**Goal:** Put every line of the data below into a Markdown table with two columns, Row and Line. Number the rows in order and leave out any blank lines.

**Stored rows:**
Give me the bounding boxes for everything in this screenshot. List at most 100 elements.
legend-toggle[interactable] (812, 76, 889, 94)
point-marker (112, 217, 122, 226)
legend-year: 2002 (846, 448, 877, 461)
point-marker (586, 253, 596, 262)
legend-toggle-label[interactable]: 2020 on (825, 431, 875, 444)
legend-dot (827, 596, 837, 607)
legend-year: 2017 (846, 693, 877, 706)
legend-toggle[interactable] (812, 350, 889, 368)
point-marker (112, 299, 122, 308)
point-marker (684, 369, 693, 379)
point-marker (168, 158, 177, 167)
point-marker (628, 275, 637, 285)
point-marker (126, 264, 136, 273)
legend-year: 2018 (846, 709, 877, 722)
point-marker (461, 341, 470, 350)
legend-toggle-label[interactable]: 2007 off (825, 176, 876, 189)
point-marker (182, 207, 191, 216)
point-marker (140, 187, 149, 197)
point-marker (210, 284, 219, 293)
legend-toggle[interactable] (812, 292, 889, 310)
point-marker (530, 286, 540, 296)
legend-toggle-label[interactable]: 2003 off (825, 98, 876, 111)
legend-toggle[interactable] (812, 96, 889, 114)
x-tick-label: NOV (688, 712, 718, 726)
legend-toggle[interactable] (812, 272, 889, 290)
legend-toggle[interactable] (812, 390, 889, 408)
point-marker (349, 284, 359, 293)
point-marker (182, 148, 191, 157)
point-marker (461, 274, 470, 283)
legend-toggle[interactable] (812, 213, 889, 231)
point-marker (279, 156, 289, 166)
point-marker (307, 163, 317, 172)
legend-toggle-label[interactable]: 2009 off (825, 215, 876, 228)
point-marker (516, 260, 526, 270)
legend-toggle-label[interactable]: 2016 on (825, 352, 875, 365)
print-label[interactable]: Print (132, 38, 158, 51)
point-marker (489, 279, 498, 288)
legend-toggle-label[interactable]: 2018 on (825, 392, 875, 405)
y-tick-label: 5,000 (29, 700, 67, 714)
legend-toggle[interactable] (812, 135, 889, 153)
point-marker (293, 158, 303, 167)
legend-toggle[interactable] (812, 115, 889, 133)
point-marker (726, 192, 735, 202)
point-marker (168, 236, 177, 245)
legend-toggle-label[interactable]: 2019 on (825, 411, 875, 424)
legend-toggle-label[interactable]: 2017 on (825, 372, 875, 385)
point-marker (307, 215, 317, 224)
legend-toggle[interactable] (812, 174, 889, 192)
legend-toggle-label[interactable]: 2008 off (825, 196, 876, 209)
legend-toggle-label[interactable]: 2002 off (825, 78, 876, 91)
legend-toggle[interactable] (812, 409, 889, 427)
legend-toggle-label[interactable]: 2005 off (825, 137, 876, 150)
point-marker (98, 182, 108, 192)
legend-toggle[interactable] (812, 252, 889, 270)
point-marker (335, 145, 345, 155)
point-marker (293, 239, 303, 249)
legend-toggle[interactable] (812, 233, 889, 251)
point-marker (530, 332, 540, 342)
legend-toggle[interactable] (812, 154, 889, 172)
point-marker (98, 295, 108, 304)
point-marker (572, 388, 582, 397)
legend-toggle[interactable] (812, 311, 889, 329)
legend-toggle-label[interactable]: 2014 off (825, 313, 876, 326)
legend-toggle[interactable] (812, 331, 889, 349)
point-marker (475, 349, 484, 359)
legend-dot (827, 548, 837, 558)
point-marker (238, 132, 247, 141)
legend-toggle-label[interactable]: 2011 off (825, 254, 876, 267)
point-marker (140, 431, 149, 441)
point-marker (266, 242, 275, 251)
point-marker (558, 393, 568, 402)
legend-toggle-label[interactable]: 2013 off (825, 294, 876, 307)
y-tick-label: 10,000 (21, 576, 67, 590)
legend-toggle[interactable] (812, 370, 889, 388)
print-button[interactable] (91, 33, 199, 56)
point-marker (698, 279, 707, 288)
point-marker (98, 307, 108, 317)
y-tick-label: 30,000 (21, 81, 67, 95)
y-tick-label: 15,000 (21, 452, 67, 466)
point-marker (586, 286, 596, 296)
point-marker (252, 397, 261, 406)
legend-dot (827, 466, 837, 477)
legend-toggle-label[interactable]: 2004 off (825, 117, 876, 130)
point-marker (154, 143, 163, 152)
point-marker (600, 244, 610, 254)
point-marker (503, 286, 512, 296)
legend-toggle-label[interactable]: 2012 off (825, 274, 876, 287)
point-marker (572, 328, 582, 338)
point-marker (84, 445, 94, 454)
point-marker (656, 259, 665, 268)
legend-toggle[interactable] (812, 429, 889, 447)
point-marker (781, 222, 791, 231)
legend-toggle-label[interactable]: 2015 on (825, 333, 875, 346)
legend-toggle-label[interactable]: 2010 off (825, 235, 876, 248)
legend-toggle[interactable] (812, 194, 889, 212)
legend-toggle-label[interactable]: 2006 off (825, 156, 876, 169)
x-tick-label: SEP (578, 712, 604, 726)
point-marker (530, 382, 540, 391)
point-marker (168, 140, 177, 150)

**Reply to the exercise:**
| Row | Line |
|---|---|
| 1 | Give me the bounding boxes for everything in this screenshot. List at most 100 elements. |
| 2 | legend-toggle[interactable] (812, 76, 889, 94) |
| 3 | point-marker (112, 217, 122, 226) |
| 4 | legend-year: 2002 (846, 448, 877, 461) |
| 5 | point-marker (586, 253, 596, 262) |
| 6 | legend-toggle-label[interactable]: 2020 on (825, 431, 875, 444) |
| 7 | legend-dot (827, 596, 837, 607) |
| 8 | legend-year: 2017 (846, 693, 877, 706) |
| 9 | legend-toggle[interactable] (812, 350, 889, 368) |
| 10 | point-marker (112, 299, 122, 308) |
| 11 | point-marker (684, 369, 693, 379) |
| 12 | point-marker (168, 158, 177, 167) |
| 13 | point-marker (628, 275, 637, 285) |
| 14 | point-marker (126, 264, 136, 273) |
| 15 | legend-year: 2018 (846, 709, 877, 722) |
| 16 | point-marker (461, 341, 470, 350) |
| 17 | legend-toggle-label[interactable]: 2007 off (825, 176, 876, 189) |
| 18 | point-marker (182, 207, 191, 216) |
| 19 | point-marker (140, 187, 149, 197) |
| 20 | point-marker (210, 284, 219, 293) |
| 21 | legend-toggle[interactable] (812, 292, 889, 310) |
| 22 | point-marker (530, 286, 540, 296) |
| 23 | legend-toggle-label[interactable]: 2003 off (825, 98, 876, 111) |
| 24 | legend-toggle[interactable] (812, 96, 889, 114) |
| 25 | x-tick-label: NOV (688, 712, 718, 726) |
| 26 | legend-toggle[interactable] (812, 272, 889, 290) |
| 27 | legend-toggle[interactable] (812, 390, 889, 408) |
| 28 | point-marker (349, 284, 359, 293) |
| 29 | point-marker (182, 148, 191, 157) |
| 30 | point-marker (461, 274, 470, 283) |
| 31 | legend-toggle[interactable] (812, 213, 889, 231) |
| 32 | point-marker (279, 156, 289, 166) |
| 33 | point-marker (307, 163, 317, 172) |
| 34 | legend-toggle-label[interactable]: 2009 off (825, 215, 876, 228) |
| 35 | point-marker (516, 260, 526, 270) |
| 36 | legend-toggle-label[interactable]: 2016 on (825, 352, 875, 365) |
| 37 | print-label[interactable]: Print (132, 38, 158, 51) |
| 38 | point-marker (489, 279, 498, 288) |
| 39 | legend-toggle-label[interactable]: 2018 on (825, 392, 875, 405) |
| 40 | y-tick-label: 5,000 (29, 700, 67, 714) |
| 41 | legend-toggle[interactable] (812, 135, 889, 153) |
| 42 | point-marker (293, 158, 303, 167) |
| 43 | legend-toggle[interactable] (812, 115, 889, 133) |
| 44 | point-marker (726, 192, 735, 202) |
| 45 | point-marker (168, 236, 177, 245) |
| 46 | legend-toggle-label[interactable]: 2019 on (825, 411, 875, 424) |
| 47 | legend-toggle-label[interactable]: 2017 on (825, 372, 875, 385) |
| 48 | point-marker (307, 215, 317, 224) |
| 49 | legend-toggle[interactable] (812, 174, 889, 192) |
| 50 | legend-toggle-label[interactable]: 2008 off (825, 196, 876, 209) |
| 51 | legend-toggle-label[interactable]: 2002 off (825, 78, 876, 91) |
| 52 | legend-toggle[interactable] (812, 409, 889, 427) |
| 53 | legend-toggle-label[interactable]: 2005 off (825, 137, 876, 150) |
| 54 | point-marker (98, 182, 108, 192) |
| 55 | legend-toggle[interactable] (812, 252, 889, 270) |
| 56 | point-marker (335, 145, 345, 155) |
| 57 | point-marker (293, 239, 303, 249) |
| 58 | legend-toggle[interactable] (812, 233, 889, 251) |
| 59 | point-marker (530, 332, 540, 342) |
| 60 | legend-toggle[interactable] (812, 154, 889, 172) |
| 61 | point-marker (98, 295, 108, 304) |
| 62 | point-marker (572, 388, 582, 397) |
| 63 | legend-toggle[interactable] (812, 311, 889, 329) |
| 64 | legend-toggle-label[interactable]: 2014 off (825, 313, 876, 326) |
| 65 | legend-toggle[interactable] (812, 331, 889, 349) |
| 66 | point-marker (475, 349, 484, 359) |
| 67 | legend-dot (827, 548, 837, 558) |
| 68 | point-marker (238, 132, 247, 141) |
| 69 | legend-toggle-label[interactable]: 2011 off (825, 254, 876, 267) |
| 70 | point-marker (140, 431, 149, 441) |
| 71 | point-marker (266, 242, 275, 251) |
| 72 | point-marker (558, 393, 568, 402) |
| 73 | legend-toggle-label[interactable]: 2013 off (825, 294, 876, 307) |
| 74 | y-tick-label: 10,000 (21, 576, 67, 590) |
| 75 | legend-toggle[interactable] (812, 370, 889, 388) |
| 76 | print-button[interactable] (91, 33, 199, 56) |
| 77 | point-marker (698, 279, 707, 288) |
| 78 | point-marker (98, 307, 108, 317) |
| 79 | y-tick-label: 30,000 (21, 81, 67, 95) |
| 80 | y-tick-label: 15,000 (21, 452, 67, 466) |
| 81 | point-marker (586, 286, 596, 296) |
| 82 | point-marker (252, 397, 261, 406) |
| 83 | legend-dot (827, 466, 837, 477) |
| 84 | legend-toggle-label[interactable]: 2004 off (825, 117, 876, 130) |
| 85 | point-marker (154, 143, 163, 152) |
| 86 | point-marker (600, 244, 610, 254) |
| 87 | point-marker (503, 286, 512, 296) |
| 88 | legend-toggle-label[interactable]: 2012 off (825, 274, 876, 287) |
| 89 | point-marker (572, 328, 582, 338) |
| 90 | point-marker (84, 445, 94, 454) |
| 91 | point-marker (656, 259, 665, 268) |
| 92 | legend-toggle[interactable] (812, 429, 889, 447) |
| 93 | point-marker (781, 222, 791, 231) |
| 94 | legend-toggle-label[interactable]: 2015 on (825, 333, 875, 346) |
| 95 | legend-toggle-label[interactable]: 2010 off (825, 235, 876, 248) |
| 96 | legend-toggle[interactable] (812, 194, 889, 212) |
| 97 | legend-toggle-label[interactable]: 2006 off (825, 156, 876, 169) |
| 98 | x-tick-label: SEP (578, 712, 604, 726) |
| 99 | point-marker (530, 382, 540, 391) |
| 100 | point-marker (168, 140, 177, 150) |